§ **The problem**
Retype all of the entries word for word.

Excerpts from a figure dataset:
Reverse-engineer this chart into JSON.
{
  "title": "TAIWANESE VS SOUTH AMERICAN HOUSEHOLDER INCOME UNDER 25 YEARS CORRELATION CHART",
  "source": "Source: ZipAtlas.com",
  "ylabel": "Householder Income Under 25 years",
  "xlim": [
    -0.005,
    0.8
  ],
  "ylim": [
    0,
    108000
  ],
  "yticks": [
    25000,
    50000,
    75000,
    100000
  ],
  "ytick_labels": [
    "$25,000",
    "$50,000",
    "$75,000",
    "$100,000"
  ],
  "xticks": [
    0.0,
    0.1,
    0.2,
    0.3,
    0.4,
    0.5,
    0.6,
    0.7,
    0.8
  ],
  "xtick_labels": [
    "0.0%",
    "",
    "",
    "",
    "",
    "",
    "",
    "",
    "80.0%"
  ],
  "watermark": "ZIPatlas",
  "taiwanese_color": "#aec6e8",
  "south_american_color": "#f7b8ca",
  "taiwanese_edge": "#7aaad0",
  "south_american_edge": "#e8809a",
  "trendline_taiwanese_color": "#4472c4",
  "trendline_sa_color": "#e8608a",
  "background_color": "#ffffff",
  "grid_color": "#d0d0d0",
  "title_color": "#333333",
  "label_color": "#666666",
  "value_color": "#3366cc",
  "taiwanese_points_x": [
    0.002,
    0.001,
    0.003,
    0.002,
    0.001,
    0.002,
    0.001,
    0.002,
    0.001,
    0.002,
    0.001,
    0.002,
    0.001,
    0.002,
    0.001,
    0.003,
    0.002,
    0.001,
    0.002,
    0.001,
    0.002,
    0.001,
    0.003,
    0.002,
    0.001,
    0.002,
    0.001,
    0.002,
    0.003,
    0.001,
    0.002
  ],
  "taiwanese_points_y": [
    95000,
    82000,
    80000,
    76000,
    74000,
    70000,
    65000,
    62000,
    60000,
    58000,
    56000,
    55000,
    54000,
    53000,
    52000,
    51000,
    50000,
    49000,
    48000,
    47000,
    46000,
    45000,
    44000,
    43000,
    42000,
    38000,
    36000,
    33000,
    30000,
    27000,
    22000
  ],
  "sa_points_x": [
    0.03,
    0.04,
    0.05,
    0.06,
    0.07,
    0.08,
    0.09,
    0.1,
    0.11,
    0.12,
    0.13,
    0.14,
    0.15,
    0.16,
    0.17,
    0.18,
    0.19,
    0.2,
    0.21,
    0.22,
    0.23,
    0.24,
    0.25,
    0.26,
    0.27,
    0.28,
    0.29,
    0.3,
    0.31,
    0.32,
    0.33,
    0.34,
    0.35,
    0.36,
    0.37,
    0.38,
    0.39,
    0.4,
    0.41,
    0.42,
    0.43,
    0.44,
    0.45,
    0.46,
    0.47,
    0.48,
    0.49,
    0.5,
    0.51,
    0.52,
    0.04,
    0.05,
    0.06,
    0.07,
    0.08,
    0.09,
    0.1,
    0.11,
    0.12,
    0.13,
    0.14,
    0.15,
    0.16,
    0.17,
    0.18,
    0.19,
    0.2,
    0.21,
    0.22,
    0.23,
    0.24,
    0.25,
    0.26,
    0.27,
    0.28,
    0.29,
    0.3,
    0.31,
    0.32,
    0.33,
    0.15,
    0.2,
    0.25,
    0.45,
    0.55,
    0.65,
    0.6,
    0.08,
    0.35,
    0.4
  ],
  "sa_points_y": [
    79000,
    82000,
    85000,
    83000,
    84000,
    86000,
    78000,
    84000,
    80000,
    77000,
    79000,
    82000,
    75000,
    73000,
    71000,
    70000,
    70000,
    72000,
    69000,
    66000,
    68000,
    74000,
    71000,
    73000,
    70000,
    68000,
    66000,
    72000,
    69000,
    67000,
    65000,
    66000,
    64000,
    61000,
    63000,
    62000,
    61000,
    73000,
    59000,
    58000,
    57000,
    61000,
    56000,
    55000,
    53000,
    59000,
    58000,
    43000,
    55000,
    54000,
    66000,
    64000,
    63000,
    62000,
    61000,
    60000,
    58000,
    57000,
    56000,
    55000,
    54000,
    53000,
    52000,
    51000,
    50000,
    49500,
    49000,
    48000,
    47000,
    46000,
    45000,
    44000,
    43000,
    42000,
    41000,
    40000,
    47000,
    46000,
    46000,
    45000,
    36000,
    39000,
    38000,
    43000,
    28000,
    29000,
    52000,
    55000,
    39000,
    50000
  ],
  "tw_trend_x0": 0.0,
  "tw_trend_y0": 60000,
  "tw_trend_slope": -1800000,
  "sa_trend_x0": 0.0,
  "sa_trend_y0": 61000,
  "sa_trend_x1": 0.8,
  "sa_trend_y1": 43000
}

§ **Solution for this exercise**
Reverse-engineer this chart into JSON.
{
  "title": "TAIWANESE VS SOUTH AMERICAN HOUSEHOLDER INCOME UNDER 25 YEARS CORRELATION CHART",
  "source": "Source: ZipAtlas.com",
  "ylabel": "Householder Income Under 25 years",
  "xlim": [
    -0.005,
    0.8
  ],
  "ylim": [
    0,
    108000
  ],
  "yticks": [
    25000,
    50000,
    75000,
    100000
  ],
  "ytick_labels": [
    "$25,000",
    "$50,000",
    "$75,000",
    "$100,000"
  ],
  "xticks": [
    0.0,
    0.1,
    0.2,
    0.3,
    0.4,
    0.5,
    0.6,
    0.7,
    0.8
  ],
  "xtick_labels": [
    "0.0%",
    "",
    "",
    "",
    "",
    "",
    "",
    "",
    "80.0%"
  ],
  "watermark": "ZIPatlas",
  "taiwanese_color": "#aec6e8",
  "south_american_color": "#f7b8ca",
  "taiwanese_edge": "#7aaad0",
  "south_american_edge": "#e8809a",
  "trendline_taiwanese_color": "#4472c4",
  "trendline_sa_color": "#e8608a",
  "background_color": "#ffffff",
  "grid_color": "#d0d0d0",
  "title_color": "#333333",
  "label_color": "#666666",
  "value_color": "#3366cc",
  "taiwanese_points_x": [
    0.002,
    0.001,
    0.003,
    0.002,
    0.001,
    0.002,
    0.001,
    0.002,
    0.001,
    0.002,
    0.001,
    0.002,
    0.001,
    0.002,
    0.001,
    0.003,
    0.002,
    0.001,
    0.002,
    0.001,
    0.002,
    0.001,
    0.003,
    0.002,
    0.001,
    0.002,
    0.001,
    0.002,
    0.003,
    0.001,
    0.002
  ],
  "taiwanese_points_y": [
    95000,
    82000,
    80000,
    76000,
    74000,
    70000,
    65000,
    62000,
    60000,
    58000,
    56000,
    55000,
    54000,
    53000,
    52000,
    51000,
    50000,
    49000,
    48000,
    47000,
    46000,
    45000,
    44000,
    43000,
    42000,
    38000,
    36000,
    33000,
    30000,
    27000,
    22000
  ],
  "sa_points_x": [
    0.03,
    0.04,
    0.05,
    0.06,
    0.07,
    0.08,
    0.09,
    0.1,
    0.11,
    0.12,
    0.13,
    0.14,
    0.15,
    0.16,
    0.17,
    0.18,
    0.19,
    0.2,
    0.21,
    0.22,
    0.23,
    0.24,
    0.25,
    0.26,
    0.27,
    0.28,
    0.29,
    0.3,
    0.31,
    0.32,
    0.33,
    0.34,
    0.35,
    0.36,
    0.37,
    0.38,
    0.39,
    0.4,
    0.41,
    0.42,
    0.43,
    0.44,
    0.45,
    0.46,
    0.47,
    0.48,
    0.49,
    0.5,
    0.51,
    0.52,
    0.04,
    0.05,
    0.06,
    0.07,
    0.08,
    0.09,
    0.1,
    0.11,
    0.12,
    0.13,
    0.14,
    0.15,
    0.16,
    0.17,
    0.18,
    0.19,
    0.2,
    0.21,
    0.22,
    0.23,
    0.24,
    0.25,
    0.26,
    0.27,
    0.28,
    0.29,
    0.3,
    0.31,
    0.32,
    0.33,
    0.15,
    0.2,
    0.25,
    0.45,
    0.55,
    0.65,
    0.6,
    0.08,
    0.35,
    0.4
  ],
  "sa_points_y": [
    79000,
    82000,
    85000,
    83000,
    84000,
    86000,
    78000,
    84000,
    80000,
    77000,
    79000,
    82000,
    75000,
    73000,
    71000,
    70000,
    70000,
    72000,
    69000,
    66000,
    68000,
    74000,
    71000,
    73000,
    70000,
    68000,
    66000,
    72000,
    69000,
    67000,
    65000,
    66000,
    64000,
    61000,
    63000,
    62000,
    61000,
    73000,
    59000,
    58000,
    57000,
    61000,
    56000,
    55000,
    53000,
    59000,
    58000,
    43000,
    55000,
    54000,
    66000,
    64000,
    63000,
    62000,
    61000,
    60000,
    58000,
    57000,
    56000,
    55000,
    54000,
    53000,
    52000,
    51000,
    50000,
    49500,
    49000,
    48000,
    47000,
    46000,
    45000,
    44000,
    43000,
    42000,
    41000,
    40000,
    47000,
    46000,
    46000,
    45000,
    36000,
    39000,
    38000,
    43000,
    28000,
    29000,
    52000,
    55000,
    39000,
    50000
  ],
  "tw_trend_x0": 0.0,
  "tw_trend_y0": 60000,
  "tw_trend_slope": -1800000,
  "sa_trend_x0": 0.0,
  "sa_trend_y0": 61000,
  "sa_trend_x1": 0.8,
  "sa_trend_y1": 43000
}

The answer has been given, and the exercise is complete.